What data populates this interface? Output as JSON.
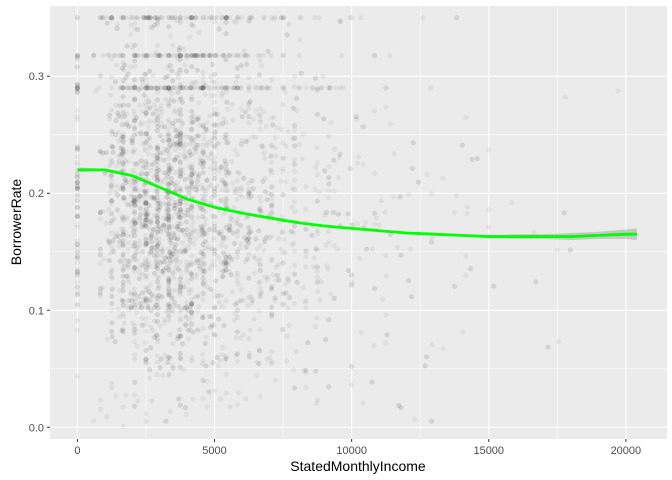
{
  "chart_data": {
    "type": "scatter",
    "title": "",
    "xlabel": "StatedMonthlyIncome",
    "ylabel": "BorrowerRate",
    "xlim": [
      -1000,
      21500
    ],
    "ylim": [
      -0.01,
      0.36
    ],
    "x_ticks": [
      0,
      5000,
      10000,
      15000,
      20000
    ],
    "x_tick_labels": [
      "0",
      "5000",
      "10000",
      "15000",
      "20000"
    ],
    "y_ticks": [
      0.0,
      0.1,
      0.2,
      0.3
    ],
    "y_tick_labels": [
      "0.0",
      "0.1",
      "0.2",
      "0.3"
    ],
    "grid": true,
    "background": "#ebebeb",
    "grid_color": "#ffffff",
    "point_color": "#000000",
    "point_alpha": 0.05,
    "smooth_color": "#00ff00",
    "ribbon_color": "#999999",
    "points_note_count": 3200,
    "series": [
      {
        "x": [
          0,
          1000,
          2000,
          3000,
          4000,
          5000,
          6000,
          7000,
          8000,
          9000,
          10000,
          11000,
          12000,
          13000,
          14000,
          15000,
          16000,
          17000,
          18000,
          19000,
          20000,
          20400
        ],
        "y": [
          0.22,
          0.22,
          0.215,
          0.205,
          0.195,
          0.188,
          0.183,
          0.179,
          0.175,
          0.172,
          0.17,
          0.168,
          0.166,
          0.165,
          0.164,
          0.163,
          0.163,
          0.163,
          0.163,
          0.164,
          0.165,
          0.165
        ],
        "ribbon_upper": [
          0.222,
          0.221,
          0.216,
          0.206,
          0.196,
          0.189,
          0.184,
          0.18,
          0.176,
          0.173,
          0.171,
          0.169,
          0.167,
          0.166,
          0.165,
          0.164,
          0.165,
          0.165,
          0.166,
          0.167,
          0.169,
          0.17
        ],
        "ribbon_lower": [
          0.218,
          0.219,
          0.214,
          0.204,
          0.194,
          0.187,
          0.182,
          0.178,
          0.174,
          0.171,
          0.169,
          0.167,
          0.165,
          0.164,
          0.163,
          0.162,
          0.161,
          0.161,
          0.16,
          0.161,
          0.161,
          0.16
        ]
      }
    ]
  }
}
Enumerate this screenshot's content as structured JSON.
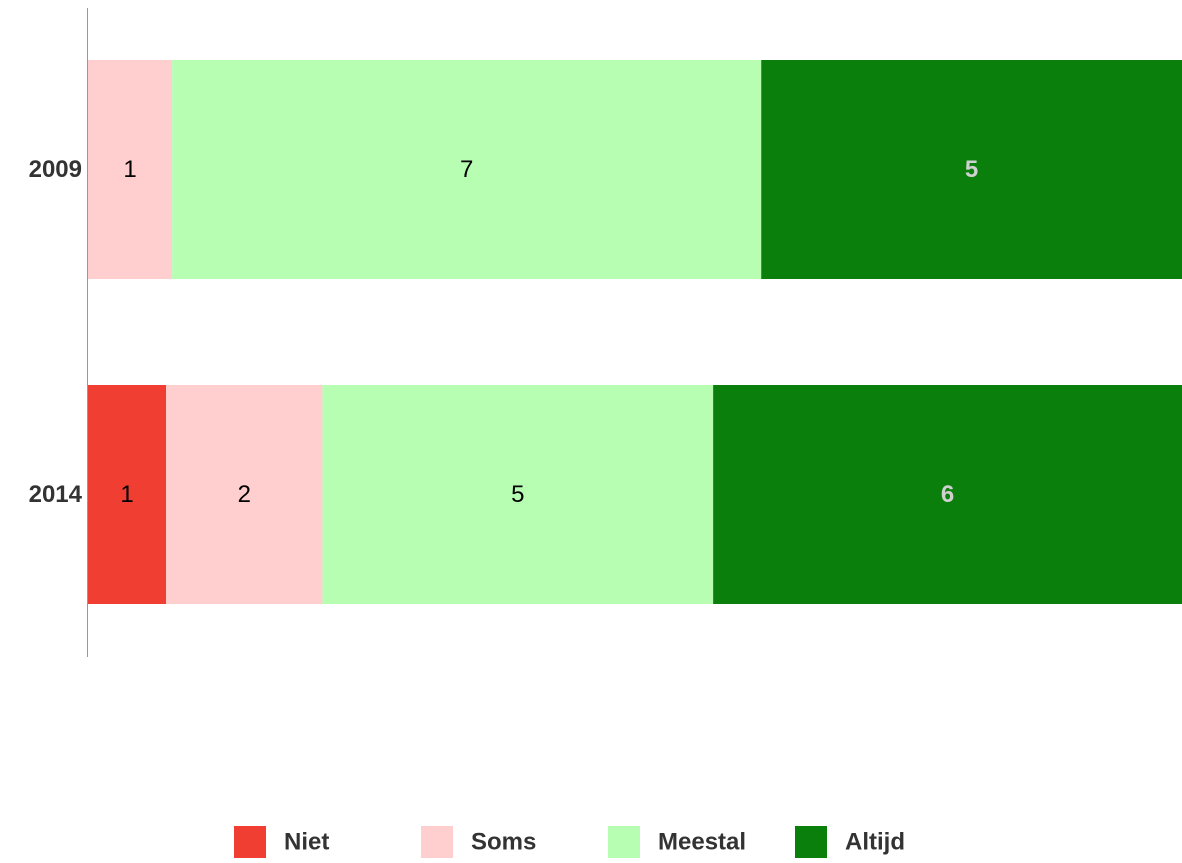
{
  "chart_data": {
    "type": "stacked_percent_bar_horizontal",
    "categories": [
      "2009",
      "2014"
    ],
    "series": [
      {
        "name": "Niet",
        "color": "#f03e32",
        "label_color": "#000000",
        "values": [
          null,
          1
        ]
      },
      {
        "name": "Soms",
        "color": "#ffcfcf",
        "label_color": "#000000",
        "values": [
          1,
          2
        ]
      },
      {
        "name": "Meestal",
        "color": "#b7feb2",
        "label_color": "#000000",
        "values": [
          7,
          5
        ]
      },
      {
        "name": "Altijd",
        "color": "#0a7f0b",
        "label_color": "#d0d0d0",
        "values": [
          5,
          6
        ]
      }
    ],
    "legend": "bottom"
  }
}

▶ _OBJECTIVE_:
In the entries above, identify every line with the string "name".

▶ _ANSWER TO THIS TASK_:
        "name": "Niet",
        "name": "Soms",
        "name": "Meestal",
        "name": "Altijd",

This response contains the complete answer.